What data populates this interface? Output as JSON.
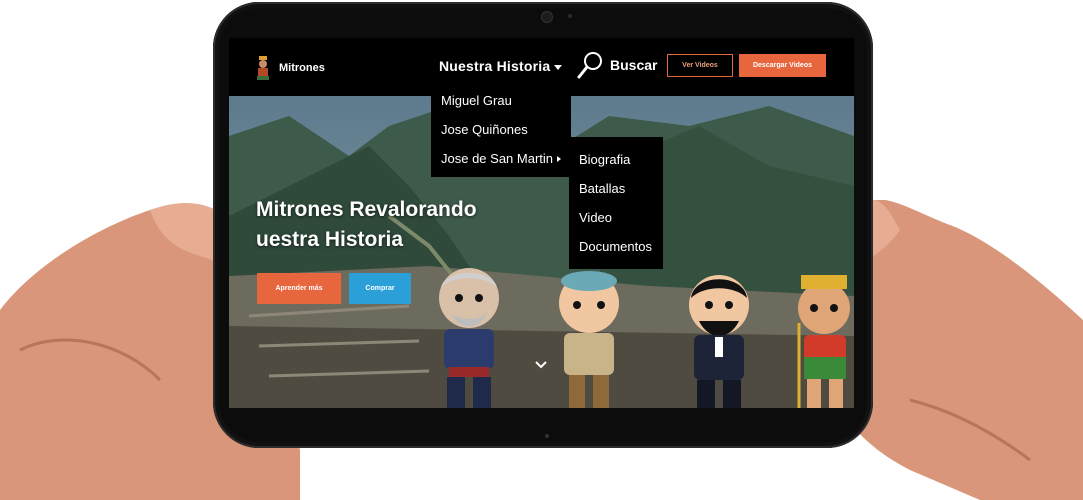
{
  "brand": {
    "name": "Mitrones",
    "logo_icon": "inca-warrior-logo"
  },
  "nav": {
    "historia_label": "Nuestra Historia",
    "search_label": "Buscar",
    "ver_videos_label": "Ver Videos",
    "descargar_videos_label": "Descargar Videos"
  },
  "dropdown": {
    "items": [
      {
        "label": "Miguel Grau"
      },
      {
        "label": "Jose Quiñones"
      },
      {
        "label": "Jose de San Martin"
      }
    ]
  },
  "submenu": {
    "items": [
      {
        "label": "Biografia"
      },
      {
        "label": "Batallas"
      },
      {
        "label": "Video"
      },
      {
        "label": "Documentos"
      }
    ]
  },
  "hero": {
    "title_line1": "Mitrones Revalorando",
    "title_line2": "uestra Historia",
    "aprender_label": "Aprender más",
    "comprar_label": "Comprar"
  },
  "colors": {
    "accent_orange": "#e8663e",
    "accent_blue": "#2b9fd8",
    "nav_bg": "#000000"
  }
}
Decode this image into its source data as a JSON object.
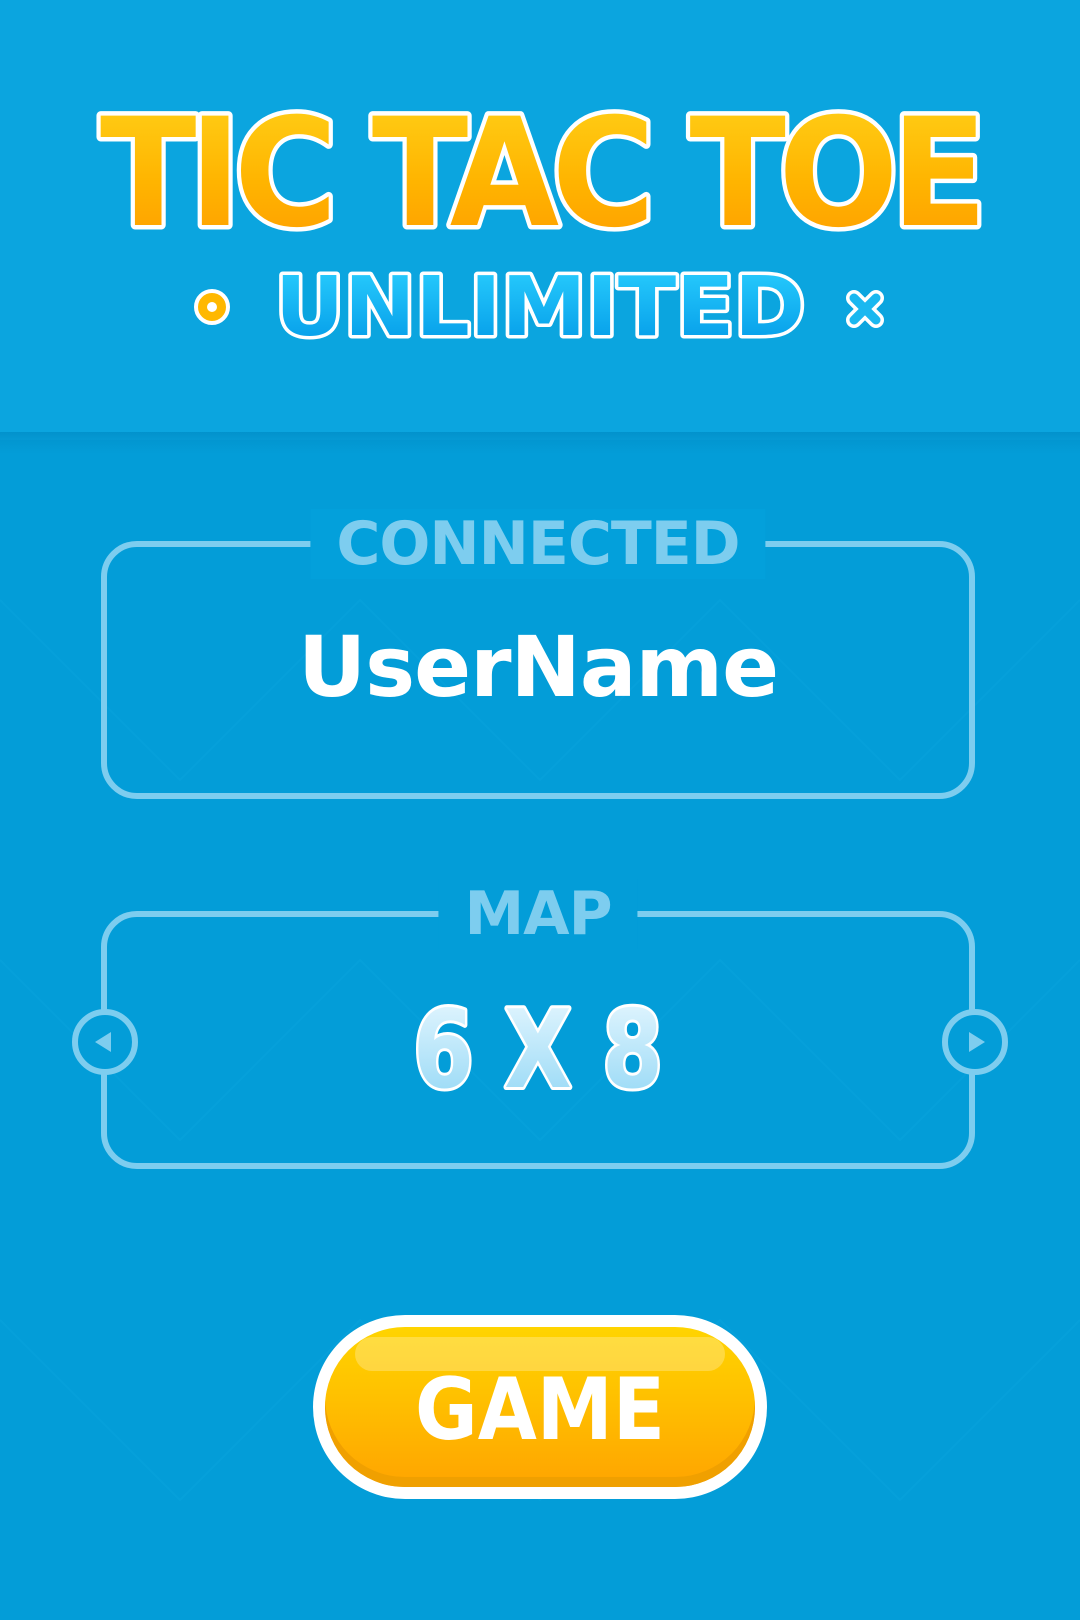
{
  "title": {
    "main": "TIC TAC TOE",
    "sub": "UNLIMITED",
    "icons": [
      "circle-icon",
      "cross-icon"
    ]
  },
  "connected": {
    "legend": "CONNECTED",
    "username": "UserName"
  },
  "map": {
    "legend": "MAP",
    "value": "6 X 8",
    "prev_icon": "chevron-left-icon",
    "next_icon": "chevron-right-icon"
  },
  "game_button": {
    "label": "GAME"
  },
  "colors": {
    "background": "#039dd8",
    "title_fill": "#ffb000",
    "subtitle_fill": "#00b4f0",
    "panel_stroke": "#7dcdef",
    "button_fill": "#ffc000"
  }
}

════════

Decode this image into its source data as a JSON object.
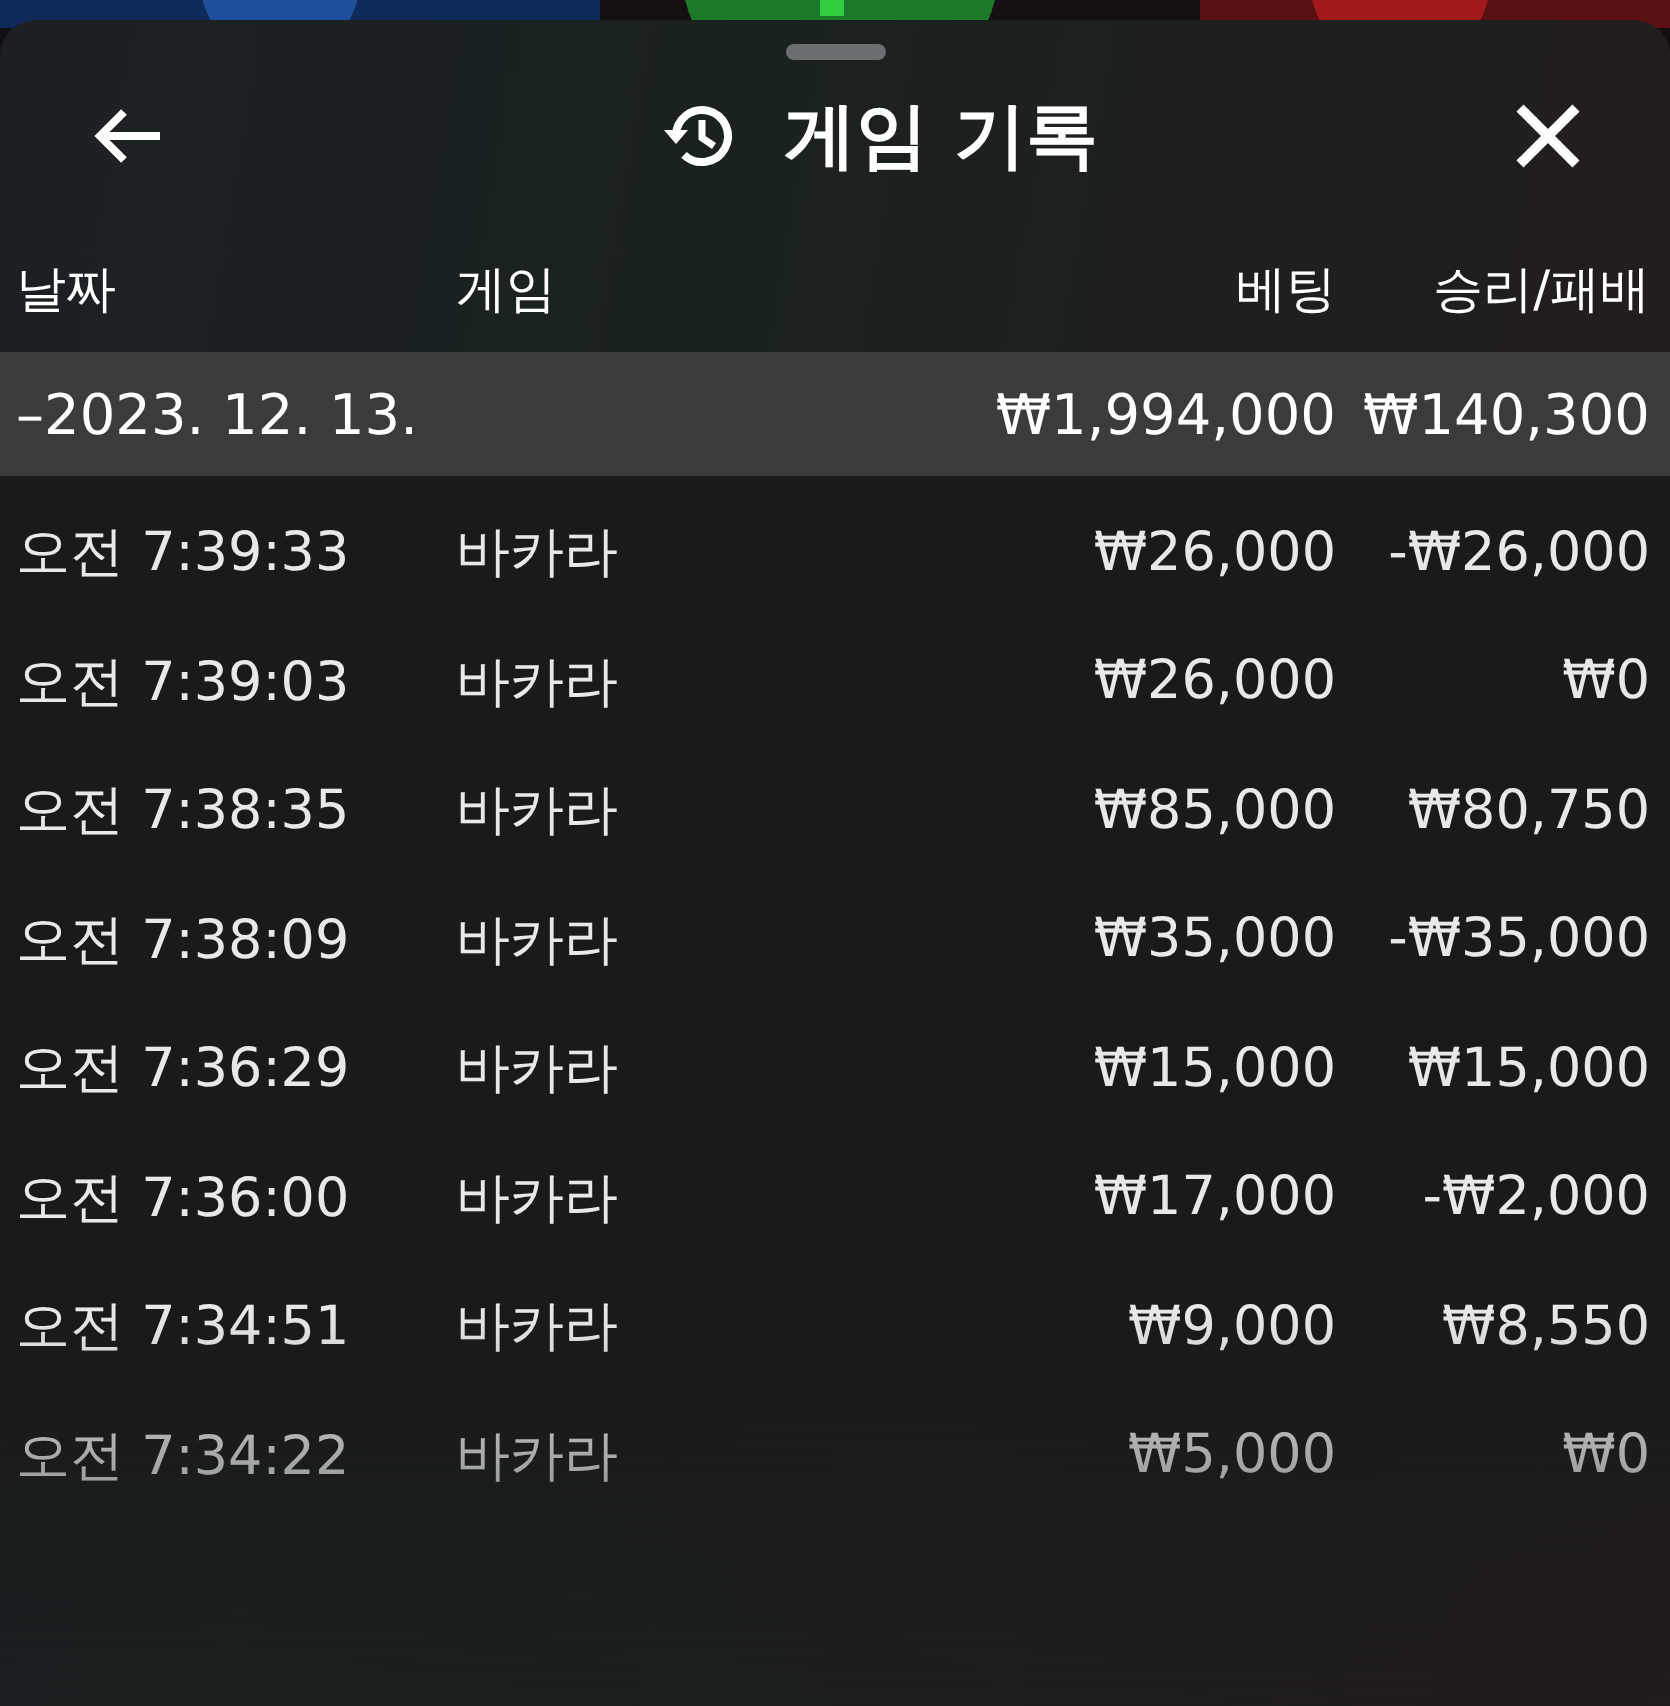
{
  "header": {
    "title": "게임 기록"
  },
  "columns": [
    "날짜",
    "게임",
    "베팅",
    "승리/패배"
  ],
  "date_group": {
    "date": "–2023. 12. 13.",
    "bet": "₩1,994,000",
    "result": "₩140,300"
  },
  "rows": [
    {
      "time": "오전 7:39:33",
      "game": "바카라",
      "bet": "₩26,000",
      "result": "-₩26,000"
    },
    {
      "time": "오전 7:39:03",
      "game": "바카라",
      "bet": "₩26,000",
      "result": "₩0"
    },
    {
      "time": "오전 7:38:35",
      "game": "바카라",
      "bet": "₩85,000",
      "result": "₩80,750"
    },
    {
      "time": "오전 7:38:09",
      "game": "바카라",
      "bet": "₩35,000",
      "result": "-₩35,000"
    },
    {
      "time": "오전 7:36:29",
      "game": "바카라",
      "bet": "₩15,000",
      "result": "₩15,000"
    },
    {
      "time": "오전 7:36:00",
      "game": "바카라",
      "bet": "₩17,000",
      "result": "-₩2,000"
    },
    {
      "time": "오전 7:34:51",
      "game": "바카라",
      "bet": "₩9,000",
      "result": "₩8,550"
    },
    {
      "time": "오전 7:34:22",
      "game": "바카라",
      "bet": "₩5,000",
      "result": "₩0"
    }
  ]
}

════════

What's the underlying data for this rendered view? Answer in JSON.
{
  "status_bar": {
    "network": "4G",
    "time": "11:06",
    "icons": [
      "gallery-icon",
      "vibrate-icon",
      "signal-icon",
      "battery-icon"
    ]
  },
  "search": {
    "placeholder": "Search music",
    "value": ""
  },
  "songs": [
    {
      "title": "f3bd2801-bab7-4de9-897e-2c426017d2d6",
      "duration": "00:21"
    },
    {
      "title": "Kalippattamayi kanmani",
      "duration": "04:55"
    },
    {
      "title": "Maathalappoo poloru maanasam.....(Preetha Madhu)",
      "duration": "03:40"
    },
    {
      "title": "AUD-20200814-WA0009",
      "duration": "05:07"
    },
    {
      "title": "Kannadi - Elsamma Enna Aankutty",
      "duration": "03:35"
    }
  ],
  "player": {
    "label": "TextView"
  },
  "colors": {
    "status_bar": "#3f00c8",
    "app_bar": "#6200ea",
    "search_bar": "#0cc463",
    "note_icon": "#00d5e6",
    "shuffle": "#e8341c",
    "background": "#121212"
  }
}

════════

## Task goal
Identify every line above with the string "time" in it. Copy those lines.

## Final result
      "time": "오전 7:39:33",
      "time": "오전 7:39:03",
      "time": "오전 7:38:35",
      "time": "오전 7:38:09",
      "time": "오전 7:36:29",
      "time": "오전 7:36:00",
      "time": "오전 7:34:51",
      "time": "오전 7:34:22",
    "time": "11:06",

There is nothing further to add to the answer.